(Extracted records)
※ ※ ※

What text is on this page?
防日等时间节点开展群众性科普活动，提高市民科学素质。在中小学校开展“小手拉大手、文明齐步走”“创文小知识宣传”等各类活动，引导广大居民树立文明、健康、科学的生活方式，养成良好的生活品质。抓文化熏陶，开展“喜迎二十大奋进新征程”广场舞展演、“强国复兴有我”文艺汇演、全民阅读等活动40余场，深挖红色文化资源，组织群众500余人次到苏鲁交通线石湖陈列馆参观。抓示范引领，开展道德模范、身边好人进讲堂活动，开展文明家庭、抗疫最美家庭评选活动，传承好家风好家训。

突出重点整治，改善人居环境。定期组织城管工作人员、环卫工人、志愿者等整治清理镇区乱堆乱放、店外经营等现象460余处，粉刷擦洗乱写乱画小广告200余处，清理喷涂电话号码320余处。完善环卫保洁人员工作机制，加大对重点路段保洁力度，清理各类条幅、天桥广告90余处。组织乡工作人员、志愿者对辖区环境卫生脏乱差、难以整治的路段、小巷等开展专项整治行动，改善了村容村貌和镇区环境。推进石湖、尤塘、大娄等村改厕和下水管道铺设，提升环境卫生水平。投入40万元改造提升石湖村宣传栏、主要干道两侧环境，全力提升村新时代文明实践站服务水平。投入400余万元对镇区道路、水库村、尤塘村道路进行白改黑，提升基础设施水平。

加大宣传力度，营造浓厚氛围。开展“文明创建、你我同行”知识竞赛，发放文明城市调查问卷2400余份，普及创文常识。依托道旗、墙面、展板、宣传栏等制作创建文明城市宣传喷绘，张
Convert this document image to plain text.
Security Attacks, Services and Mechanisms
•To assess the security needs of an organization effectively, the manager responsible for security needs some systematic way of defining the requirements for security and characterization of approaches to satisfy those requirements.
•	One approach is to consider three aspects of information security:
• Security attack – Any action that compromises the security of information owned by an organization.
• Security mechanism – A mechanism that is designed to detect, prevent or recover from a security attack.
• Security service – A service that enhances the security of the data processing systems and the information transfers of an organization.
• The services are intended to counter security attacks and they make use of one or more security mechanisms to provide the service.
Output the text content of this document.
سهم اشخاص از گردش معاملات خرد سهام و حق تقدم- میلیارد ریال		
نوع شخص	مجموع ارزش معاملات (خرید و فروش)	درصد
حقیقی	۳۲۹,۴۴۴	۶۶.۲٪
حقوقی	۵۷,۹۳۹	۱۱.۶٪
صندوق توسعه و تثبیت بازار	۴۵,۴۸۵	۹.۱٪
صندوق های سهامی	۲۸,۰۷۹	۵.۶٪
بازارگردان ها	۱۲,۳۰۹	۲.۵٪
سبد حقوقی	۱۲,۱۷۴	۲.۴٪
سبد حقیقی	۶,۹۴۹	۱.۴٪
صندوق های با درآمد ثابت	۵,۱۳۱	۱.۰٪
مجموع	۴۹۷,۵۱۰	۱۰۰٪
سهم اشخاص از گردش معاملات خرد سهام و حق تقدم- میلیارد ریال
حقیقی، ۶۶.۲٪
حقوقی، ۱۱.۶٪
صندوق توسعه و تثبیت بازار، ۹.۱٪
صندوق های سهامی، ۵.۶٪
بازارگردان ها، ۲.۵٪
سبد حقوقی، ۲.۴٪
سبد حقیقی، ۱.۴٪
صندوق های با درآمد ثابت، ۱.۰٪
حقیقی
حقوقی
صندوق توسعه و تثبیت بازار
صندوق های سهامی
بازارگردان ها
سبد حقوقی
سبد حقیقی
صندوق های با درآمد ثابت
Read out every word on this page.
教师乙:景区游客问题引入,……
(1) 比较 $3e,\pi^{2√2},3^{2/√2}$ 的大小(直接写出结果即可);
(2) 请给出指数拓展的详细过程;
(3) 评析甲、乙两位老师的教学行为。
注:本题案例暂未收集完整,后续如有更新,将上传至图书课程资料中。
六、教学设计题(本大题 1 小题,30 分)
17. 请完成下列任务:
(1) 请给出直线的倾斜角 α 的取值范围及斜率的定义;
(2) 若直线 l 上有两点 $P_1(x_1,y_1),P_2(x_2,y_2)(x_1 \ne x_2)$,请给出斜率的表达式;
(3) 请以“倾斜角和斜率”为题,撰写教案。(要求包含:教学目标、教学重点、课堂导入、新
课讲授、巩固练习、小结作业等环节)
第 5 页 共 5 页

※ ※ ※

Requirements. Quote all of the entries exactly as they appear.

Solution below.
What text is on this page?
防日等时间节点开展群众性科普活动，提高市民科学素质。在中小学校开展“小手拉大手、文明齐步走”“创文小知识宣传”等各类活动，引导广大居民树立文明、健康、科学的生活方式，养成良好的生活品质。抓文化熏陶，开展“喜迎二十大奋进新征程”广场舞展演、“强国复兴有我”文艺汇演、全民阅读等活动40余场，深挖红色文化资源，组织群众500余人次到苏鲁交通线石湖陈列馆参观。抓示范引领，开展道德模范、身边好人进讲堂活动，开展文明家庭、抗疫最美家庭评选活动，传承好家风好家训。

突出重点整治，改善人居环境。定期组织城管工作人员、环卫工人、志愿者等整治清理镇区乱堆乱放、店外经营等现象460余处，粉刷擦洗乱写乱画小广告200余处，清理喷涂电话号码320余处。完善环卫保洁人员工作机制，加大对重点路段保洁力度，清理各类条幅、天桥广告90余处。组织乡工作人员、志愿者对辖区环境卫生脏乱差、难以整治的路段、小巷等开展专项整治行动，改善了村容村貌和镇区环境。推进石湖、尤塘、大娄等村改厕和下水管道铺设，提升环境卫生水平。投入40万元改造提升石湖村宣传栏、主要干道两侧环境，全力提升村新时代文明实践站服务水平。投入400余万元对镇区道路、水库村、尤塘村道路进行白改黑，提升基础设施水平。

加大宣传力度，营造浓厚氛围。开展“文明创建、你我同行”知识竞赛，发放文明城市调查问卷2400余份，普及创文常识。依托道旗、墙面、展板、宣传栏等制作创建文明城市宣传喷绘，张
Convert this document image to plain text.
Security Attacks, Services and Mechanisms
•To assess the security needs of an organization effectively, the manager responsible for security needs some systematic way of defining the requirements for security and characterization of approaches to satisfy those requirements.
•	One approach is to consider three aspects of information security:
• Security attack – Any action that compromises the security of information owned by an organization.
• Security mechanism – A mechanism that is designed to detect, prevent or recover from a security attack.
• Security service – A service that enhances the security of the data processing systems and the information transfers of an organization.
• The services are intended to counter security attacks and they make use of one or more security mechanisms to provide the service.
Output the text content of this document.
سهم اشخاص از گردش معاملات خرد سهام و حق تقدم- میلیارد ریال		
نوع شخص	مجموع ارزش معاملات (خرید و فروش)	درصد
حقیقی	۳۲۹,۴۴۴	۶۶.۲٪
حقوقی	۵۷,۹۳۹	۱۱.۶٪
صندوق توسعه و تثبیت بازار	۴۵,۴۸۵	۹.۱٪
صندوق های سهامی	۲۸,۰۷۹	۵.۶٪
بازارگردان ها	۱۲,۳۰۹	۲.۵٪
سبد حقوقی	۱۲,۱۷۴	۲.۴٪
سبد حقیقی	۶,۹۴۹	۱.۴٪
صندوق های با درآمد ثابت	۵,۱۳۱	۱.۰٪
مجموع	۴۹۷,۵۱۰	۱۰۰٪
سهم اشخاص از گردش معاملات خرد سهام و حق تقدم- میلیارد ریال
حقیقی، ۶۶.۲٪
حقوقی، ۱۱.۶٪
صندوق توسعه و تثبیت بازار، ۹.۱٪
صندوق های سهامی، ۵.۶٪
بازارگردان ها، ۲.۵٪
سبد حقوقی، ۲.۴٪
سبد حقیقی، ۱.۴٪
صندوق های با درآمد ثابت، ۱.۰٪
حقیقی
حقوقی
صندوق توسعه و تثبیت بازار
صندوق های سهامی
بازارگردان ها
سبد حقوقی
سبد حقیقی
صندوق های با درآمد ثابت
Read out every word on this page.
教师乙:景区游客问题引入,……
(1) 比较 $3e,\pi^{2√2},3^{2/√2}$ 的大小(直接写出结果即可);
(2) 请给出指数拓展的详细过程;
(3) 评析甲、乙两位老师的教学行为。
注:本题案例暂未收集完整,后续如有更新,将上传至图书课程资料中。
六、教学设计题(本大题 1 小题,30 分)
17. 请完成下列任务:
(1) 请给出直线的倾斜角 α 的取值范围及斜率的定义;
(2) 若直线 l 上有两点 $P_1(x_1,y_1),P_2(x_2,y_2)(x_1 \ne x_2)$,请给出斜率的表达式;
(3) 请以“倾斜角和斜率”为题,撰写教案。(要求包含:教学目标、教学重点、课堂导入、新
课讲授、巩固练习、小结作业等环节)
第 5 页 共 5 页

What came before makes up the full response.